> [GIVEN REQUEST]: All material below is to be reproduced exactly.

-- START --

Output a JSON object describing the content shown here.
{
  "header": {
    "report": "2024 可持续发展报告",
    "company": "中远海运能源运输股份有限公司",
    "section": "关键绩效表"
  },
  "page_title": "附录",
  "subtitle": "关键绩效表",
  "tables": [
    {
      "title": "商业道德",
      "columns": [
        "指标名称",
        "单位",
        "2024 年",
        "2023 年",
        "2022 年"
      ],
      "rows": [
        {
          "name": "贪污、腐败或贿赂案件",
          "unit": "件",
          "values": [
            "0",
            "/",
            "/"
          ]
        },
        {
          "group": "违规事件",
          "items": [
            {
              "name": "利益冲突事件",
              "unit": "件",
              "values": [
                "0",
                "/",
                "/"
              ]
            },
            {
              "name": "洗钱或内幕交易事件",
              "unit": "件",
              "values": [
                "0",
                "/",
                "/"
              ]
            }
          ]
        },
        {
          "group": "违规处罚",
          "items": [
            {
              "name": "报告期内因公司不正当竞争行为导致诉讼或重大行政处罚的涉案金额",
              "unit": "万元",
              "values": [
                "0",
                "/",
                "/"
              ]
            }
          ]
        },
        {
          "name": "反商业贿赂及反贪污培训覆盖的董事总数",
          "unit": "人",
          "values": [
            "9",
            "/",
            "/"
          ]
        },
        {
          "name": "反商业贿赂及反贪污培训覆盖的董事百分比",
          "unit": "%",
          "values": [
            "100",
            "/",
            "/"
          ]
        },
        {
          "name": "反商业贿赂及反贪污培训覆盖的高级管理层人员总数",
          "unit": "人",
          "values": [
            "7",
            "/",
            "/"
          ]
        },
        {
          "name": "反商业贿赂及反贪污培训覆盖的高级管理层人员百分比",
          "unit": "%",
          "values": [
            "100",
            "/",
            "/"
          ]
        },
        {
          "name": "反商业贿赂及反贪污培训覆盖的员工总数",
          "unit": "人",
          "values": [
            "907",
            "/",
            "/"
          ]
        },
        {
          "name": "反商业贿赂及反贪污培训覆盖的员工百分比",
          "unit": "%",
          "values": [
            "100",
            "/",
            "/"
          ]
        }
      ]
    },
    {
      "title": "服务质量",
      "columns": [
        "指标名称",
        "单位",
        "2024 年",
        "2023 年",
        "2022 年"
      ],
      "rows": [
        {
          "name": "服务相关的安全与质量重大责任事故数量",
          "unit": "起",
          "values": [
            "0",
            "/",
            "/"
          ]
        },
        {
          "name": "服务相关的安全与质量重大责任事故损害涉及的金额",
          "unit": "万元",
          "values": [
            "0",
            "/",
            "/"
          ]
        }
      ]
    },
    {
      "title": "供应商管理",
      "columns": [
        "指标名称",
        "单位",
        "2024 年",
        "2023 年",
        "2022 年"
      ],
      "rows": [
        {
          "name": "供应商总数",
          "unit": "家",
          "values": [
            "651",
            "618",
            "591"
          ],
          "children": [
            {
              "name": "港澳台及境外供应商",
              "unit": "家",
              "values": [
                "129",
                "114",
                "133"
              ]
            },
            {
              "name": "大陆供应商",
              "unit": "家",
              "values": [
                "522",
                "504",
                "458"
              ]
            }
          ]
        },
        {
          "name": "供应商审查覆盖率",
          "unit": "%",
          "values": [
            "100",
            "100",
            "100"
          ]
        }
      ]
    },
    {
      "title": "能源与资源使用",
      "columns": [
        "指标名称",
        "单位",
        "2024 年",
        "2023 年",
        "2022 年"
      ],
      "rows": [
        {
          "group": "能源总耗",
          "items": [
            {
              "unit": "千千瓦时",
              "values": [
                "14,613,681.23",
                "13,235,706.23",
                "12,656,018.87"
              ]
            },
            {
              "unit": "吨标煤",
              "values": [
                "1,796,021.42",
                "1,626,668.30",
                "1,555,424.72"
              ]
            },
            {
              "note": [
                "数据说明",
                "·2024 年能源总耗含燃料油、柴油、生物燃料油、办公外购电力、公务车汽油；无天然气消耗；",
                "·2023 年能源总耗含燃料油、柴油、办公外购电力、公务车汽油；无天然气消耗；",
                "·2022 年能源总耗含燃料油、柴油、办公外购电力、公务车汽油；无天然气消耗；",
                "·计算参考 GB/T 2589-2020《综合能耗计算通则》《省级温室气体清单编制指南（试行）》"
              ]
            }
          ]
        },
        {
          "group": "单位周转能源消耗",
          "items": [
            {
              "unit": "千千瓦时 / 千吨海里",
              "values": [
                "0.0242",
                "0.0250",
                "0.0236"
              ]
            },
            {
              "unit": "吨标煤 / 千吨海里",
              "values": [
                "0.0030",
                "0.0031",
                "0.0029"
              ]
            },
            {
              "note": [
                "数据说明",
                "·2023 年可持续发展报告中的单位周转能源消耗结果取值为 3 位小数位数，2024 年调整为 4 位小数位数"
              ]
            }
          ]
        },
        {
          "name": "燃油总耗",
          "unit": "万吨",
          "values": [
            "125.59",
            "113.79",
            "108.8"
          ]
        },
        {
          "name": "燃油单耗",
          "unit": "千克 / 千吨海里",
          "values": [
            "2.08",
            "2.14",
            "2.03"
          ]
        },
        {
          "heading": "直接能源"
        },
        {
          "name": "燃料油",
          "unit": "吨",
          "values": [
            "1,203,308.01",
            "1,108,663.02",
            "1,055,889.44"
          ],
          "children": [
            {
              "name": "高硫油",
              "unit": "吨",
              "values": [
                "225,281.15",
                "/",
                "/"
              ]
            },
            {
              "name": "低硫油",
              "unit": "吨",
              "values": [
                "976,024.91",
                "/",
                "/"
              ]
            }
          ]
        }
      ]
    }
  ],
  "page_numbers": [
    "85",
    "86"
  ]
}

-- END --

> [SOLUTION]:
Output a JSON object describing the content shown here.
{
  "header": {
    "report": "2024 可持续发展报告",
    "company": "中远海运能源运输股份有限公司",
    "section": "关键绩效表"
  },
  "page_title": "附录",
  "subtitle": "关键绩效表",
  "tables": [
    {
      "title": "商业道德",
      "columns": [
        "指标名称",
        "单位",
        "2024 年",
        "2023 年",
        "2022 年"
      ],
      "rows": [
        {
          "name": "贪污、腐败或贿赂案件",
          "unit": "件",
          "values": [
            "0",
            "/",
            "/"
          ]
        },
        {
          "group": "违规事件",
          "items": [
            {
              "name": "利益冲突事件",
              "unit": "件",
              "values": [
                "0",
                "/",
                "/"
              ]
            },
            {
              "name": "洗钱或内幕交易事件",
              "unit": "件",
              "values": [
                "0",
                "/",
                "/"
              ]
            }
          ]
        },
        {
          "group": "违规处罚",
          "items": [
            {
              "name": "报告期内因公司不正当竞争行为导致诉讼或重大行政处罚的涉案金额",
              "unit": "万元",
              "values": [
                "0",
                "/",
                "/"
              ]
            }
          ]
        },
        {
          "name": "反商业贿赂及反贪污培训覆盖的董事总数",
          "unit": "人",
          "values": [
            "9",
            "/",
            "/"
          ]
        },
        {
          "name": "反商业贿赂及反贪污培训覆盖的董事百分比",
          "unit": "%",
          "values": [
            "100",
            "/",
            "/"
          ]
        },
        {
          "name": "反商业贿赂及反贪污培训覆盖的高级管理层人员总数",
          "unit": "人",
          "values": [
            "7",
            "/",
            "/"
          ]
        },
        {
          "name": "反商业贿赂及反贪污培训覆盖的高级管理层人员百分比",
          "unit": "%",
          "values": [
            "100",
            "/",
            "/"
          ]
        },
        {
          "name": "反商业贿赂及反贪污培训覆盖的员工总数",
          "unit": "人",
          "values": [
            "907",
            "/",
            "/"
          ]
        },
        {
          "name": "反商业贿赂及反贪污培训覆盖的员工百分比",
          "unit": "%",
          "values": [
            "100",
            "/",
            "/"
          ]
        }
      ]
    },
    {
      "title": "服务质量",
      "columns": [
        "指标名称",
        "单位",
        "2024 年",
        "2023 年",
        "2022 年"
      ],
      "rows": [
        {
          "name": "服务相关的安全与质量重大责任事故数量",
          "unit": "起",
          "values": [
            "0",
            "/",
            "/"
          ]
        },
        {
          "name": "服务相关的安全与质量重大责任事故损害涉及的金额",
          "unit": "万元",
          "values": [
            "0",
            "/",
            "/"
          ]
        }
      ]
    },
    {
      "title": "供应商管理",
      "columns": [
        "指标名称",
        "单位",
        "2024 年",
        "2023 年",
        "2022 年"
      ],
      "rows": [
        {
          "name": "供应商总数",
          "unit": "家",
          "values": [
            "651",
            "618",
            "591"
          ],
          "children": [
            {
              "name": "港澳台及境外供应商",
              "unit": "家",
              "values": [
                "129",
                "114",
                "133"
              ]
            },
            {
              "name": "大陆供应商",
              "unit": "家",
              "values": [
                "522",
                "504",
                "458"
              ]
            }
          ]
        },
        {
          "name": "供应商审查覆盖率",
          "unit": "%",
          "values": [
            "100",
            "100",
            "100"
          ]
        }
      ]
    },
    {
      "title": "能源与资源使用",
      "columns": [
        "指标名称",
        "单位",
        "2024 年",
        "2023 年",
        "2022 年"
      ],
      "rows": [
        {
          "group": "能源总耗",
          "items": [
            {
              "unit": "千千瓦时",
              "values": [
                "14,613,681.23",
                "13,235,706.23",
                "12,656,018.87"
              ]
            },
            {
              "unit": "吨标煤",
              "values": [
                "1,796,021.42",
                "1,626,668.30",
                "1,555,424.72"
              ]
            },
            {
              "note": [
                "数据说明",
                "·2024 年能源总耗含燃料油、柴油、生物燃料油、办公外购电力、公务车汽油；无天然气消耗；",
                "·2023 年能源总耗含燃料油、柴油、办公外购电力、公务车汽油；无天然气消耗；",
                "·2022 年能源总耗含燃料油、柴油、办公外购电力、公务车汽油；无天然气消耗；",
                "·计算参考 GB/T 2589-2020《综合能耗计算通则》《省级温室气体清单编制指南（试行）》"
              ]
            }
          ]
        },
        {
          "group": "单位周转能源消耗",
          "items": [
            {
              "unit": "千千瓦时 / 千吨海里",
              "values": [
                "0.0242",
                "0.0250",
                "0.0236"
              ]
            },
            {
              "unit": "吨标煤 / 千吨海里",
              "values": [
                "0.0030",
                "0.0031",
                "0.0029"
              ]
            },
            {
              "note": [
                "数据说明",
                "·2023 年可持续发展报告中的单位周转能源消耗结果取值为 3 位小数位数，2024 年调整为 4 位小数位数"
              ]
            }
          ]
        },
        {
          "name": "燃油总耗",
          "unit": "万吨",
          "values": [
            "125.59",
            "113.79",
            "108.8"
          ]
        },
        {
          "name": "燃油单耗",
          "unit": "千克 / 千吨海里",
          "values": [
            "2.08",
            "2.14",
            "2.03"
          ]
        },
        {
          "heading": "直接能源"
        },
        {
          "name": "燃料油",
          "unit": "吨",
          "values": [
            "1,203,308.01",
            "1,108,663.02",
            "1,055,889.44"
          ],
          "children": [
            {
              "name": "高硫油",
              "unit": "吨",
              "values": [
                "225,281.15",
                "/",
                "/"
              ]
            },
            {
              "name": "低硫油",
              "unit": "吨",
              "values": [
                "976,024.91",
                "/",
                "/"
              ]
            }
          ]
        }
      ]
    }
  ],
  "page_numbers": [
    "85",
    "86"
  ]
}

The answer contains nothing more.